• _What is needed_:
Read the lines below. Copy out any that hold the string "Rules".

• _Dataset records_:
## begin

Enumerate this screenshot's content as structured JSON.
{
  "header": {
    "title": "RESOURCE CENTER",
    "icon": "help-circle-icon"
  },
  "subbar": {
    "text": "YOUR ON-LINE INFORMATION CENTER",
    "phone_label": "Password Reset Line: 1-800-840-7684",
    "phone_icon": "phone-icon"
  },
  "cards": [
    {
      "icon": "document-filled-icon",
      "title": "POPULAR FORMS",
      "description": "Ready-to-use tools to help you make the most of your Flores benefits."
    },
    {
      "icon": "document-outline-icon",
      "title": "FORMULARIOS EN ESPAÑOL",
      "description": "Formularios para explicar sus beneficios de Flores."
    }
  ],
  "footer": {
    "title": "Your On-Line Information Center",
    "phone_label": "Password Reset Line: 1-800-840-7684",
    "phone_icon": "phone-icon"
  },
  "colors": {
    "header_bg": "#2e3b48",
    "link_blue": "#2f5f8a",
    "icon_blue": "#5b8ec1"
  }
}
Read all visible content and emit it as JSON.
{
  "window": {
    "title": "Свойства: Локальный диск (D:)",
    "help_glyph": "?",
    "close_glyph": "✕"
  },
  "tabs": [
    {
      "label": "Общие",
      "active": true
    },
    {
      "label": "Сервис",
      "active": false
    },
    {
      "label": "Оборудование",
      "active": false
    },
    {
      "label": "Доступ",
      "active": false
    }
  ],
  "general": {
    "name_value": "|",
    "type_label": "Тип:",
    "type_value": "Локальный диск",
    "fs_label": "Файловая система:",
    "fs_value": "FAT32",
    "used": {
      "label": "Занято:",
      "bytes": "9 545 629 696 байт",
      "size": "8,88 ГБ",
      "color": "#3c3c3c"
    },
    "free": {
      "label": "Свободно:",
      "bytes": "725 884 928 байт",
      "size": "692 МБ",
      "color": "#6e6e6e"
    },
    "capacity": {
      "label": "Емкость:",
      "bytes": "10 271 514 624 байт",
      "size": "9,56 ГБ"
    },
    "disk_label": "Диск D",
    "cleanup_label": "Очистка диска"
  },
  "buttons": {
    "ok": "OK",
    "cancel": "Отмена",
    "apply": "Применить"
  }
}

## end
## begin

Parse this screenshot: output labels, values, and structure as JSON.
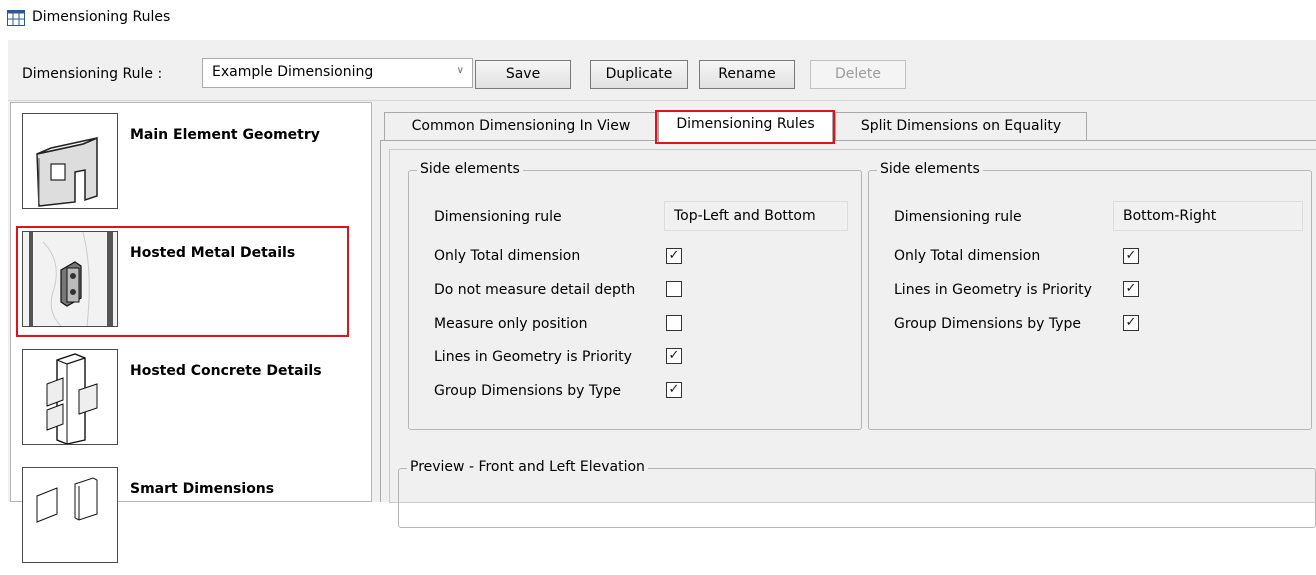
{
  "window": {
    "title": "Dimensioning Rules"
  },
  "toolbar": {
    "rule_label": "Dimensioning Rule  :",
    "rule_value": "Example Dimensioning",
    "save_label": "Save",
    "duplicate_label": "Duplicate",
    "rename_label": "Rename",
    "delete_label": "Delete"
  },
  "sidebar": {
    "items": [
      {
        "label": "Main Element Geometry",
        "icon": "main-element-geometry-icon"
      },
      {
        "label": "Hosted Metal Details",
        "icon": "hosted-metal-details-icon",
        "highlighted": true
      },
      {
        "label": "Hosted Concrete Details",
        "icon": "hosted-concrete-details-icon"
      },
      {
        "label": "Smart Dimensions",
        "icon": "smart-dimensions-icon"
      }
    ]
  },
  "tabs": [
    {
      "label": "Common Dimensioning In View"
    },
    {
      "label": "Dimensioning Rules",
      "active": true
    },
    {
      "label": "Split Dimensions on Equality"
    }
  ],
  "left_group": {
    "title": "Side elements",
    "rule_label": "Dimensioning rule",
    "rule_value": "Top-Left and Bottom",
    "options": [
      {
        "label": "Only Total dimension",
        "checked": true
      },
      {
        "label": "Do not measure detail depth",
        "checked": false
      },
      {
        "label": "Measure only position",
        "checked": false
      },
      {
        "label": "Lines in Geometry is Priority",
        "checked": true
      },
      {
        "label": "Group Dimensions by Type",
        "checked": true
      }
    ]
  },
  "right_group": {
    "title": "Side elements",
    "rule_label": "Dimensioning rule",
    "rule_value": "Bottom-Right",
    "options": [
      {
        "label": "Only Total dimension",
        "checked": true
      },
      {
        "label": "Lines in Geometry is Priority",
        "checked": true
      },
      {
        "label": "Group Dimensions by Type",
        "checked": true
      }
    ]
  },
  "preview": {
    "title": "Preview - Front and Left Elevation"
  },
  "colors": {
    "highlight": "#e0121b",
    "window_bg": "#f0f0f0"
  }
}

## end

• _Task result_:
    "title": "Dimensioning Rules"
      "label": "Dimensioning Rules",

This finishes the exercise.